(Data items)
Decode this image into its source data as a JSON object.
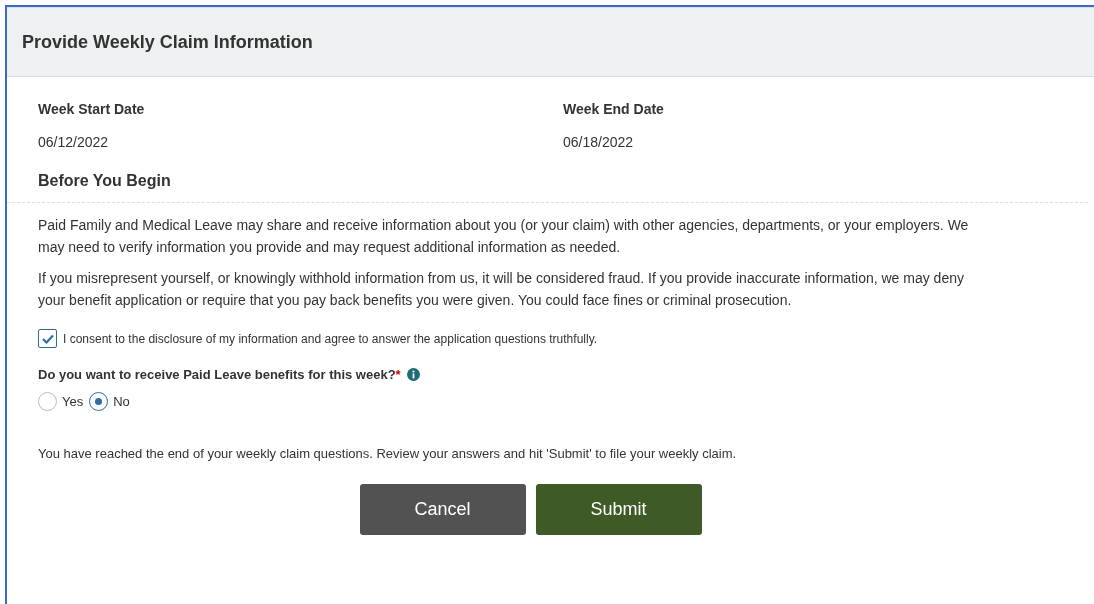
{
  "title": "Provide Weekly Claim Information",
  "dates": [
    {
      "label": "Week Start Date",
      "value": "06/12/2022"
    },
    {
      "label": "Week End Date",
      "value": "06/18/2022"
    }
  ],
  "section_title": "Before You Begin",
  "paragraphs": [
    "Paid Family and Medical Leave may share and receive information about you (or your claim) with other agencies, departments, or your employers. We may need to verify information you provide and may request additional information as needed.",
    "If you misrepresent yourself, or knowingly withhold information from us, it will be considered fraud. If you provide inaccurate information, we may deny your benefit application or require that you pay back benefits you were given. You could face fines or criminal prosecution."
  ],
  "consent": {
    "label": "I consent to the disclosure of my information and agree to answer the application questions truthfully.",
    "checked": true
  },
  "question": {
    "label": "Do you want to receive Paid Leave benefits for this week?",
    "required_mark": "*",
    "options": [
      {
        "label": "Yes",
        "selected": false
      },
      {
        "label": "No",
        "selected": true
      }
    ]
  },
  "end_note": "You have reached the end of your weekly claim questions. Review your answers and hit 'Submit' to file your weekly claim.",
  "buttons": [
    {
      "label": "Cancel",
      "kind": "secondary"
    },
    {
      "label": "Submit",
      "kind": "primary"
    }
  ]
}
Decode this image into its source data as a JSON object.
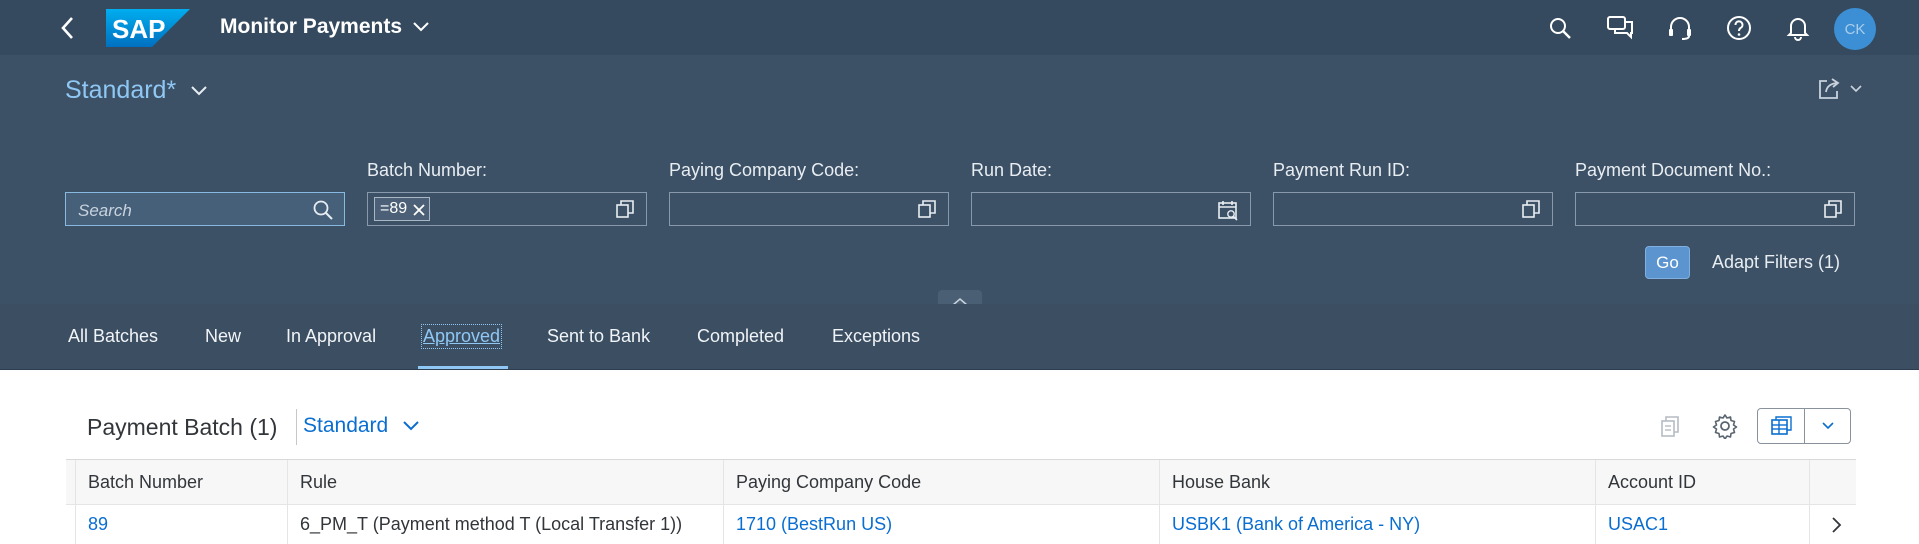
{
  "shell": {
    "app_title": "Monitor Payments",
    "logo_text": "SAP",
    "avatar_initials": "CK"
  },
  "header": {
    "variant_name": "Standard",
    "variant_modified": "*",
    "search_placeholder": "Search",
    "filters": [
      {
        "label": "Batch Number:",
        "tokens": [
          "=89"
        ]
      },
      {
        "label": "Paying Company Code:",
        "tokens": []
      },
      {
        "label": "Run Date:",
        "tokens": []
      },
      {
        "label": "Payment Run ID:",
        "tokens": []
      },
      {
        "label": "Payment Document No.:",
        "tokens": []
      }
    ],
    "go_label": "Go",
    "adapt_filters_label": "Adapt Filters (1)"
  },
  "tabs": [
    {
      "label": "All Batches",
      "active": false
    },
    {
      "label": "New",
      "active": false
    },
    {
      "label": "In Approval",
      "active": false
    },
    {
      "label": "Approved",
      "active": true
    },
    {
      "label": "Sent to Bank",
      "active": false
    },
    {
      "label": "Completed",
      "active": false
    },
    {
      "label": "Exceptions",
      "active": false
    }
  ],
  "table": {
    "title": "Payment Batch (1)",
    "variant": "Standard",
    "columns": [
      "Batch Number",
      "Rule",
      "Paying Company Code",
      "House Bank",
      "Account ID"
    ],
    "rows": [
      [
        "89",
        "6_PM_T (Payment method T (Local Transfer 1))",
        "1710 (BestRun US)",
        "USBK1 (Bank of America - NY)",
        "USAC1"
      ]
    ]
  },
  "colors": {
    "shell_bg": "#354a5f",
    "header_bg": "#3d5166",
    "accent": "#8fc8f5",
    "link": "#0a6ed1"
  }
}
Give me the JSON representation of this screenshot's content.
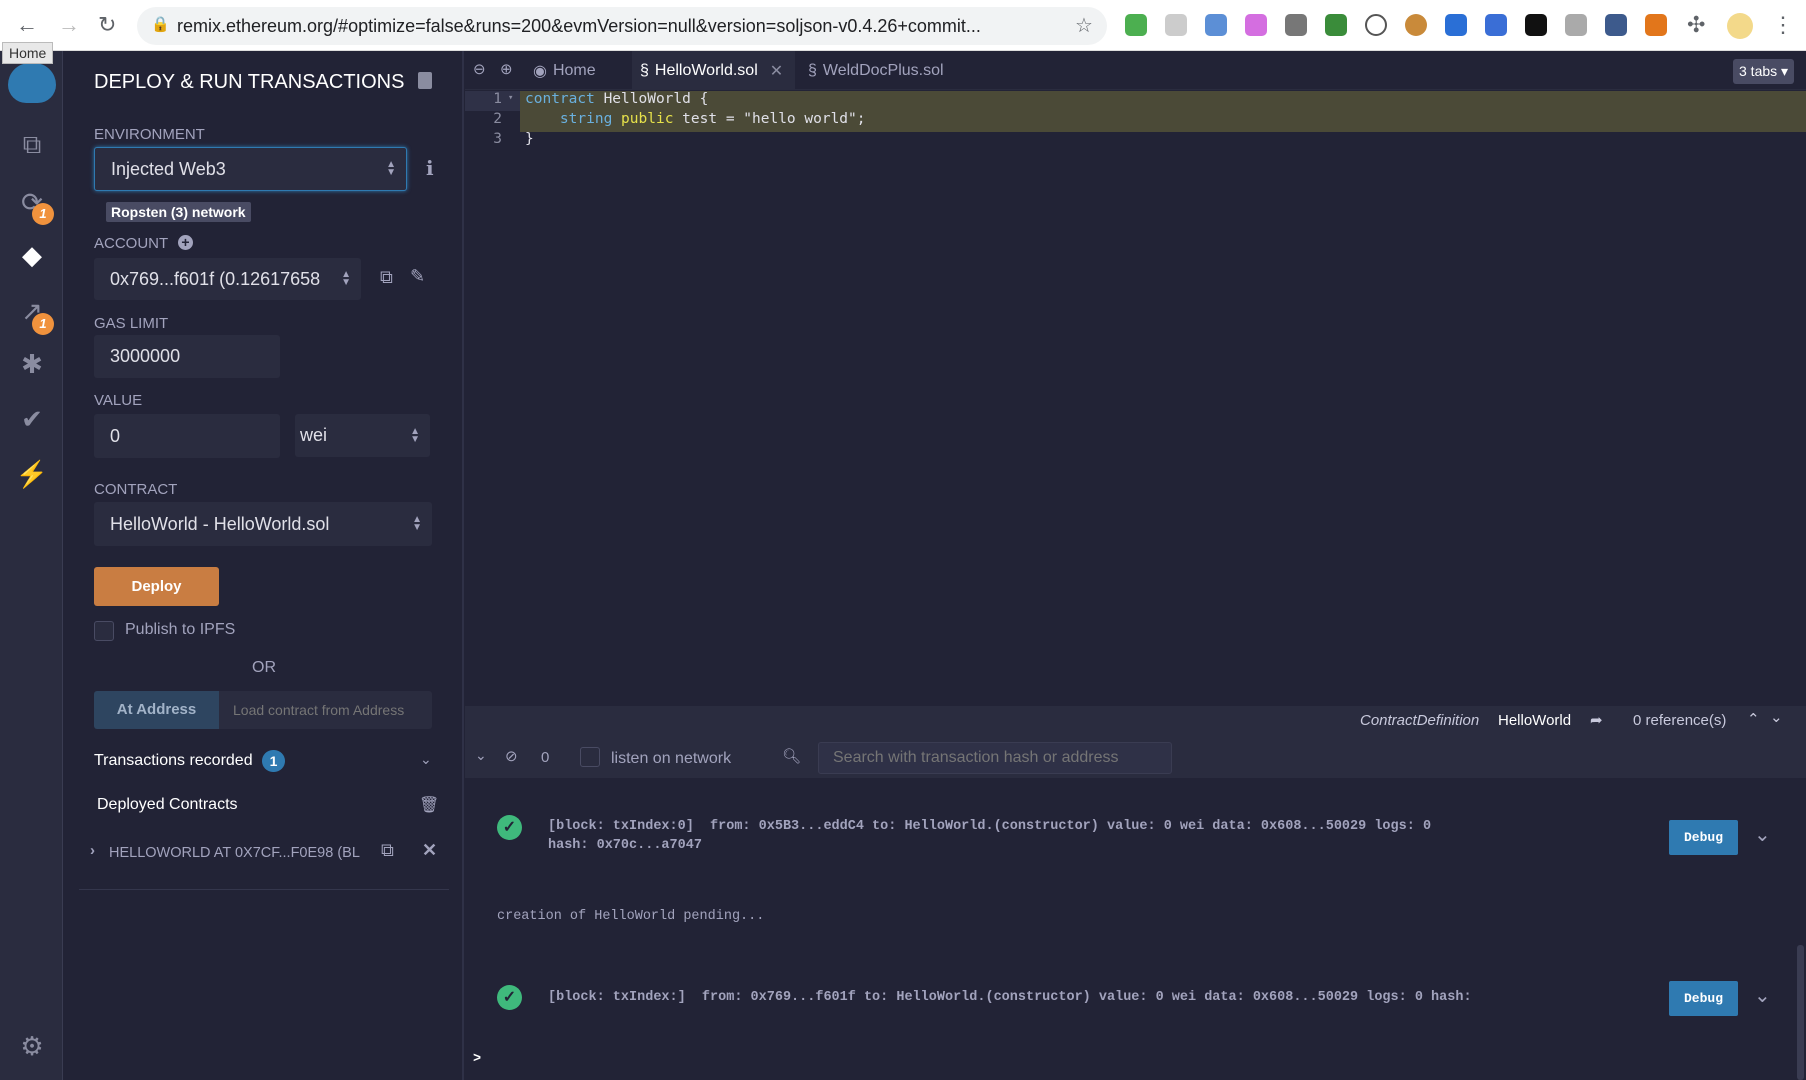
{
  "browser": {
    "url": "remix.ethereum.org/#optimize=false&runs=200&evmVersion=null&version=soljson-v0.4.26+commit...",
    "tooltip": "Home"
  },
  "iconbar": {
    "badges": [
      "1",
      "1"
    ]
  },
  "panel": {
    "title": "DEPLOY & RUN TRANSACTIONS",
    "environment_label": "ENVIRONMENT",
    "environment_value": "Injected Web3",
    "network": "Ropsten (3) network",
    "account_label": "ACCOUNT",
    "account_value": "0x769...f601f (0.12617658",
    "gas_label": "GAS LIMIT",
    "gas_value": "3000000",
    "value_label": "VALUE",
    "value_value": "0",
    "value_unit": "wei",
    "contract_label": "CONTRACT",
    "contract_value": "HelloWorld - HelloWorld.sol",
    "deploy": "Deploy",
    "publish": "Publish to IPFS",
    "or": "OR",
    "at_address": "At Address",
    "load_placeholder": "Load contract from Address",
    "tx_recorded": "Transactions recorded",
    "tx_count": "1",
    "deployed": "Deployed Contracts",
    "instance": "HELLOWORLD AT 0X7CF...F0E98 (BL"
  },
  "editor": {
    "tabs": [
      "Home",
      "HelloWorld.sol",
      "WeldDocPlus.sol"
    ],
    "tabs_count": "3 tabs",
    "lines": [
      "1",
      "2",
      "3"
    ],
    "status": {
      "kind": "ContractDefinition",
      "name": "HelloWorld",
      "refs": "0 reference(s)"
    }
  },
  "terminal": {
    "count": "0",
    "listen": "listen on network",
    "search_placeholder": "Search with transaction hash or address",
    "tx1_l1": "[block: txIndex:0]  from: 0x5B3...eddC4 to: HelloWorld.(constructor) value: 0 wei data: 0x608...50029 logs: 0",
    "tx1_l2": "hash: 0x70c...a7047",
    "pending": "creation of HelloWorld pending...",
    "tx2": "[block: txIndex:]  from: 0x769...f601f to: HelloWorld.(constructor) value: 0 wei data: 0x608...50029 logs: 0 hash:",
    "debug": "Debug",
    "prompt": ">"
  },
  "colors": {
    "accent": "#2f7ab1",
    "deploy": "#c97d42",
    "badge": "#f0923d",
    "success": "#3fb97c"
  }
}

Task prompt: Report each line in the data that holds the word "Paying".

Answer to this problem:
        "label": "Paying Company Code:",
      "Paying Company Code",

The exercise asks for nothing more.